*TASK DETAILS*:
Number each of the rows below as an item in a list, leaving out any blank lines.

*MATERIALS PROVIDED*:
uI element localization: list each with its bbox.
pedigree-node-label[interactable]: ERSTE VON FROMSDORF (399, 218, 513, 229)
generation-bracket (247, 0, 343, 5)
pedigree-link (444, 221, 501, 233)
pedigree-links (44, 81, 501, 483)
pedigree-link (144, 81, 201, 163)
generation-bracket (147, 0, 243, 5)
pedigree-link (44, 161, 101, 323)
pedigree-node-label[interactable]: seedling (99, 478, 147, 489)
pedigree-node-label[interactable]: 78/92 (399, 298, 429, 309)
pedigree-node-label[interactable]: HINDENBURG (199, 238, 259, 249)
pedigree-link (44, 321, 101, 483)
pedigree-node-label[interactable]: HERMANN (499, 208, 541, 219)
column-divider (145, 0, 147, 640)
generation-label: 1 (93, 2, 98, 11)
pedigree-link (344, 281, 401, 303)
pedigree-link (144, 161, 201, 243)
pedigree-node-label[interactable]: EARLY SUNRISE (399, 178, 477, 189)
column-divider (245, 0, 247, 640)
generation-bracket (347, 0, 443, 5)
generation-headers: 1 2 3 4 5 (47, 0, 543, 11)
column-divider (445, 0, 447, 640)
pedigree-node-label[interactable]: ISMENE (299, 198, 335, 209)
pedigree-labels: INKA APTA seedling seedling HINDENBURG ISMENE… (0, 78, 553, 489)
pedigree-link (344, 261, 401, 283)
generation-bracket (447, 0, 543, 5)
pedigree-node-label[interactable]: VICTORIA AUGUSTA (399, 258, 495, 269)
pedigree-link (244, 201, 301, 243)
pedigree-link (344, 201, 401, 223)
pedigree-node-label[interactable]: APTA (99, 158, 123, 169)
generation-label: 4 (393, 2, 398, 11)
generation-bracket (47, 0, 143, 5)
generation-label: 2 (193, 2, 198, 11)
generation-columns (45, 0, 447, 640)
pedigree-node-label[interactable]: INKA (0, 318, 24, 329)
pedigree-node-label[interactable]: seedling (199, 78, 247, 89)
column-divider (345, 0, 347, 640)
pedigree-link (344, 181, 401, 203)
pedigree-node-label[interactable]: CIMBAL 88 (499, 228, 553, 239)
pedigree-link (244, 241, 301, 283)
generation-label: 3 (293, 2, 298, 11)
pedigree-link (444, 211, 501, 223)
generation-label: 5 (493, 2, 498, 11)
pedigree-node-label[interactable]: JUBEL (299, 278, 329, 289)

*SOLUTION TO THIS PROBLEM*:
1. uI element localization: list each with its bbox.
2. pedigree-node-label[interactable]: ERSTE VON FROMSDORF (399, 218, 513, 229)
3. generation-bracket (247, 0, 343, 5)
4. pedigree-link (444, 221, 501, 233)
5. pedigree-links (44, 81, 501, 483)
6. pedigree-link (144, 81, 201, 163)
7. generation-bracket (147, 0, 243, 5)
8. pedigree-link (44, 161, 101, 323)
9. pedigree-node-label[interactable]: seedling (99, 478, 147, 489)
10. pedigree-node-label[interactable]: 78/92 (399, 298, 429, 309)
11. pedigree-node-label[interactable]: HINDENBURG (199, 238, 259, 249)
12. pedigree-link (44, 321, 101, 483)
13. pedigree-node-label[interactable]: HERMANN (499, 208, 541, 219)
14. column-divider (145, 0, 147, 640)
15. generation-label: 1 (93, 2, 98, 11)
16. pedigree-link (344, 281, 401, 303)
17. pedigree-link (144, 161, 201, 243)
18. pedigree-node-label[interactable]: EARLY SUNRISE (399, 178, 477, 189)
19. column-divider (245, 0, 247, 640)
20. generation-bracket (347, 0, 443, 5)
21. generation-headers: 1 2 3 4 5 (47, 0, 543, 11)
22. column-divider (445, 0, 447, 640)
23. pedigree-node-label[interactable]: ISMENE (299, 198, 335, 209)
24. pedigree-labels: INKA APTA seedling seedling HINDENBURG ISMENE… (0, 78, 553, 489)
25. pedigree-link (344, 261, 401, 283)
26. generation-bracket (447, 0, 543, 5)
27. pedigree-node-label[interactable]: VICTORIA AUGUSTA (399, 258, 495, 269)
28. pedigree-link (244, 201, 301, 243)
29. pedigree-link (344, 201, 401, 223)
30. pedigree-node-label[interactable]: APTA (99, 158, 123, 169)
31. generation-label: 4 (393, 2, 398, 11)
32. generation-bracket (47, 0, 143, 5)
33. generation-label: 2 (193, 2, 198, 11)
34. generation-columns (45, 0, 447, 640)
35. pedigree-node-label[interactable]: INKA (0, 318, 24, 329)
36. pedigree-node-label[interactable]: seedling (199, 78, 247, 89)
37. column-divider (345, 0, 347, 640)
38. pedigree-link (344, 181, 401, 203)
39. pedigree-node-label[interactable]: CIMBAL 88 (499, 228, 553, 239)
40. pedigree-link (244, 241, 301, 283)
41. generation-label: 3 (293, 2, 298, 11)
42. pedigree-link (444, 211, 501, 223)
43. generation-label: 5 (493, 2, 498, 11)
44. pedigree-node-label[interactable]: JUBEL (299, 278, 329, 289)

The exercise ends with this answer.